Dataset items
** start **

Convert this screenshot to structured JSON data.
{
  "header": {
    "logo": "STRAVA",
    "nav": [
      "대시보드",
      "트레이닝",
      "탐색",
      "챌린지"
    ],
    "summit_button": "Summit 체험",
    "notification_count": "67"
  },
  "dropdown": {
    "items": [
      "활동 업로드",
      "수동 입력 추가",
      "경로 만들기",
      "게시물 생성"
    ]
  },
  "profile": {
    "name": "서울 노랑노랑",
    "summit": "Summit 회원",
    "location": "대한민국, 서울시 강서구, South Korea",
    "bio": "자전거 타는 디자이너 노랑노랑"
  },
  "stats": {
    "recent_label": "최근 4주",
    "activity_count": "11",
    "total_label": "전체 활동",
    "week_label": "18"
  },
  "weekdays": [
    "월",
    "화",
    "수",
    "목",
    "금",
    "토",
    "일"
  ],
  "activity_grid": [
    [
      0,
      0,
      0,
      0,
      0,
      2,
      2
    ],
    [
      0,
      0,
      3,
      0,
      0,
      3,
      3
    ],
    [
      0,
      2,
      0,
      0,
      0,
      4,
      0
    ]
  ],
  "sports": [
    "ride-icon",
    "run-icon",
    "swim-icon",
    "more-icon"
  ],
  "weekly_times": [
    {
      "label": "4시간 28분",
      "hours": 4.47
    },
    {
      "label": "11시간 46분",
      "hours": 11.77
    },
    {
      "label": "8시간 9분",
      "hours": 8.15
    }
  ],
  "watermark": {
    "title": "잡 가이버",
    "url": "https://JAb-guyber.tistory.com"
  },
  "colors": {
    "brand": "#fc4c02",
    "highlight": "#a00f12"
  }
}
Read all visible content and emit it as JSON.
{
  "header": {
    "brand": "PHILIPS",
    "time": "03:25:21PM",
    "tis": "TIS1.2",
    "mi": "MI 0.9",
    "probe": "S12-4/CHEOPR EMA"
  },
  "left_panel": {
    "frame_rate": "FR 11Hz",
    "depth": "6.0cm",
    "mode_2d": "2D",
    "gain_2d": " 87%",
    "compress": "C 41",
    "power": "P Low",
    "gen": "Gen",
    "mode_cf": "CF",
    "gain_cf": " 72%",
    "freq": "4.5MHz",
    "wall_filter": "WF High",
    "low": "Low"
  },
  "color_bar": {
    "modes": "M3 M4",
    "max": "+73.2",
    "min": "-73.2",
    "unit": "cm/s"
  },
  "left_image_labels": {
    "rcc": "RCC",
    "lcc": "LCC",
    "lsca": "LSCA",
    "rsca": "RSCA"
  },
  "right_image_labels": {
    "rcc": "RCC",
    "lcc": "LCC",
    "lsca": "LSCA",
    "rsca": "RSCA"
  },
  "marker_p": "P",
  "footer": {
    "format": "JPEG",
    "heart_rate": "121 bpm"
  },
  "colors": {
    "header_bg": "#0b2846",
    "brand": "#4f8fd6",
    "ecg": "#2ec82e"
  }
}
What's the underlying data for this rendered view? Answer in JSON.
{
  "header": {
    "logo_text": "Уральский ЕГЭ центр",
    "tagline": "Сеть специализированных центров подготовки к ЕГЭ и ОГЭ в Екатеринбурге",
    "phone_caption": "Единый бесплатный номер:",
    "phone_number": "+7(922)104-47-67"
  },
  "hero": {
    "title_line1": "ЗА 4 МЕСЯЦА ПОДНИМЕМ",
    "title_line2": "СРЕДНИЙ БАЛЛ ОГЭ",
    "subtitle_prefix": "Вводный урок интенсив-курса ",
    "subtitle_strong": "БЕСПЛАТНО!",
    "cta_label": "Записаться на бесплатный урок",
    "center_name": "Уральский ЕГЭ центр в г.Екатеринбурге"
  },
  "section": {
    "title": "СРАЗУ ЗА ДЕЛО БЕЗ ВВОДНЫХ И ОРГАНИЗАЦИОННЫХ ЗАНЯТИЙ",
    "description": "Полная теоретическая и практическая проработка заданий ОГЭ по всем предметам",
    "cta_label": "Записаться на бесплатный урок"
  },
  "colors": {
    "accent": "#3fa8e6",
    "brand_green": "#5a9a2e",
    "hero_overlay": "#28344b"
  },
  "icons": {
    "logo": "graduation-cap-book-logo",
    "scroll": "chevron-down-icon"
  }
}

** end **

→ Task description
From the records above, how many lines include the word "бесплатный"? Only the number is wanted.

→ Problem solution
3